» Written exercise
Extract every line below that contains the word "Declaración".

» Recorded data
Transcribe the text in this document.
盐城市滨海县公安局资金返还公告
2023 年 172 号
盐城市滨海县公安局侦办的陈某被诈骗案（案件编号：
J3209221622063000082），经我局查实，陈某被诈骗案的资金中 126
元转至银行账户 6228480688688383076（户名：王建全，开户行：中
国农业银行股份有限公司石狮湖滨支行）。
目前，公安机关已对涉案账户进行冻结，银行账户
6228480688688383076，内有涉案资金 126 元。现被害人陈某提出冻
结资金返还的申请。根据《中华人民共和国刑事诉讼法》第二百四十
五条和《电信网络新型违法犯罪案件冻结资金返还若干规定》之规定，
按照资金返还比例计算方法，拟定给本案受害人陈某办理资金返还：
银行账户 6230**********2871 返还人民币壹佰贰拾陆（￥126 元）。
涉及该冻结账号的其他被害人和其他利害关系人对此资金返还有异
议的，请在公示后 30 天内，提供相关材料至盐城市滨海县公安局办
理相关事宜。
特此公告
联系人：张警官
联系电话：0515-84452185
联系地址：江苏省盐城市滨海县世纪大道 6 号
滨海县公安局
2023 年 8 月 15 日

---

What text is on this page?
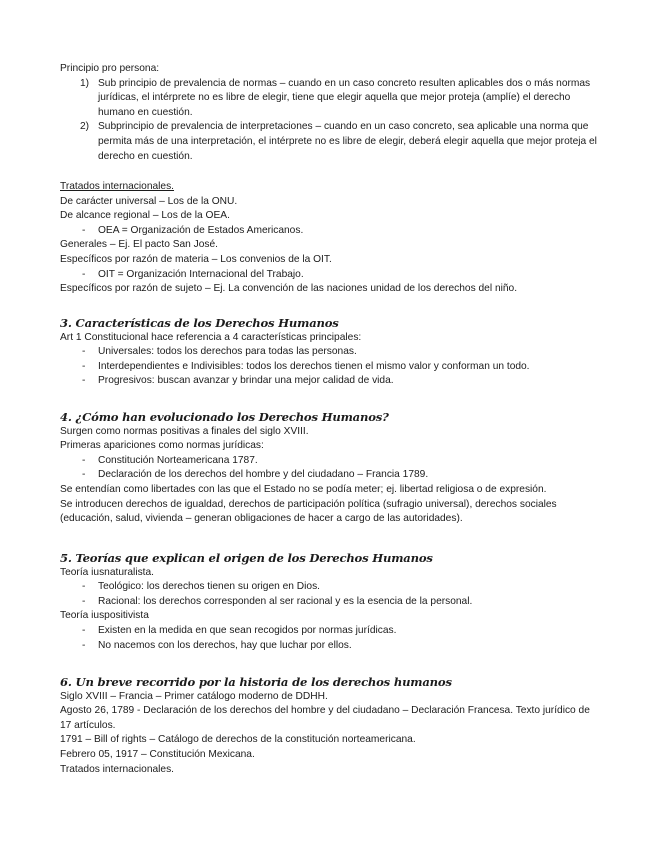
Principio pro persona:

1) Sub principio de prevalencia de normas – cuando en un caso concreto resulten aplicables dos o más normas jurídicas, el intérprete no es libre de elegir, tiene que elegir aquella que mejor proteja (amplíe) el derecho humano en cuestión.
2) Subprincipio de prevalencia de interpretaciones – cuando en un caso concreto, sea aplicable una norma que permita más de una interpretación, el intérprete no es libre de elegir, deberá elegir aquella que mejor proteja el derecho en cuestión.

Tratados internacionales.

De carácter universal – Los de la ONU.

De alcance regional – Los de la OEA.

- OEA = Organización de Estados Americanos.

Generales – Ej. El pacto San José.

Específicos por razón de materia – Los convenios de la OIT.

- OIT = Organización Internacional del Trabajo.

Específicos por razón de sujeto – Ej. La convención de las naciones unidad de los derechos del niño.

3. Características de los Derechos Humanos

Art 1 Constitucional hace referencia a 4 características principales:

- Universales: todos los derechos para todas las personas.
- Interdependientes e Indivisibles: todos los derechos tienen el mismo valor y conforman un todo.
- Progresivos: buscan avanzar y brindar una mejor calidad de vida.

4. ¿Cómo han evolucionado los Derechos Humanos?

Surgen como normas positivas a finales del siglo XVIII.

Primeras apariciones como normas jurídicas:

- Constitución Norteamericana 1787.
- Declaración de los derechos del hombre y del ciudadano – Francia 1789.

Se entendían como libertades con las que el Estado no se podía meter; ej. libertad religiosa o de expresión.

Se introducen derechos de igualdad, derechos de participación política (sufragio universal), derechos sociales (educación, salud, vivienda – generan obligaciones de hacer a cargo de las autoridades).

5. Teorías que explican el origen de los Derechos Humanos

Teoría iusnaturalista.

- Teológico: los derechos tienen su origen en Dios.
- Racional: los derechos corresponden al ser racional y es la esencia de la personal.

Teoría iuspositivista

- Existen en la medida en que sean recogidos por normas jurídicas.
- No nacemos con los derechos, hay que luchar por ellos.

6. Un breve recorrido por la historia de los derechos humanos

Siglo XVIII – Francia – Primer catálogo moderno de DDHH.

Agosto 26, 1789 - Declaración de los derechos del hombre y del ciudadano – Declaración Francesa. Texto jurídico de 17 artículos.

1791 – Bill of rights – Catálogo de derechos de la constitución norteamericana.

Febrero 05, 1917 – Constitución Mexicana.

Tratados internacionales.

» Completed task
- Declaración de los derechos del hombre y del ciudadano – Francia 1789.
Agosto 26, 1789 - Declaración de los derechos del hombre y del ciudadano – Declaración Francesa. Texto jurídico de 17 artículos.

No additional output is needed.